◆ AIM ◆
Copy the records below exactly as they are written.

-*-*-

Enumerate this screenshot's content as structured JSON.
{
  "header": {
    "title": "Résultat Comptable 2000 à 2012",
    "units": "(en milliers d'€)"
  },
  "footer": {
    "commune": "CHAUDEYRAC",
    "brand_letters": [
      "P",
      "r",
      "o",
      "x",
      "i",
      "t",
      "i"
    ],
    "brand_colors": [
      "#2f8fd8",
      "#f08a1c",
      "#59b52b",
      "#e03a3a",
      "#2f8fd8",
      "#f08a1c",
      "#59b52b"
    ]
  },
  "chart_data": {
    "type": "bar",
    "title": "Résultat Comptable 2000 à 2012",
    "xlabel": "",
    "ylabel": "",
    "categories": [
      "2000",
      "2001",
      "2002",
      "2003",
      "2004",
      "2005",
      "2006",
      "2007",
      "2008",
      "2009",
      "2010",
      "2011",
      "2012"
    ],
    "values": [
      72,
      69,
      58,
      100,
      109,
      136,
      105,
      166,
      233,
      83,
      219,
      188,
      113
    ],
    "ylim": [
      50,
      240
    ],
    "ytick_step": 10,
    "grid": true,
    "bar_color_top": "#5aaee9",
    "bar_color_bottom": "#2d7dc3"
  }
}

-*-*-

◆ SOLUTION TO THIS EXERCISE ◆
Enumerate this screenshot's content as structured JSON.
{
  "header": {
    "title": "Résultat Comptable 2000 à 2012",
    "units": "(en milliers d'€)"
  },
  "footer": {
    "commune": "CHAUDEYRAC",
    "brand_letters": [
      "P",
      "r",
      "o",
      "x",
      "i",
      "t",
      "i"
    ],
    "brand_colors": [
      "#2f8fd8",
      "#f08a1c",
      "#59b52b",
      "#e03a3a",
      "#2f8fd8",
      "#f08a1c",
      "#59b52b"
    ]
  },
  "chart_data": {
    "type": "bar",
    "title": "Résultat Comptable 2000 à 2012",
    "xlabel": "",
    "ylabel": "",
    "categories": [
      "2000",
      "2001",
      "2002",
      "2003",
      "2004",
      "2005",
      "2006",
      "2007",
      "2008",
      "2009",
      "2010",
      "2011",
      "2012"
    ],
    "values": [
      72,
      69,
      58,
      100,
      109,
      136,
      105,
      166,
      233,
      83,
      219,
      188,
      113
    ],
    "ylim": [
      50,
      240
    ],
    "ytick_step": 10,
    "grid": true,
    "bar_color_top": "#5aaee9",
    "bar_color_bottom": "#2d7dc3"
  }
}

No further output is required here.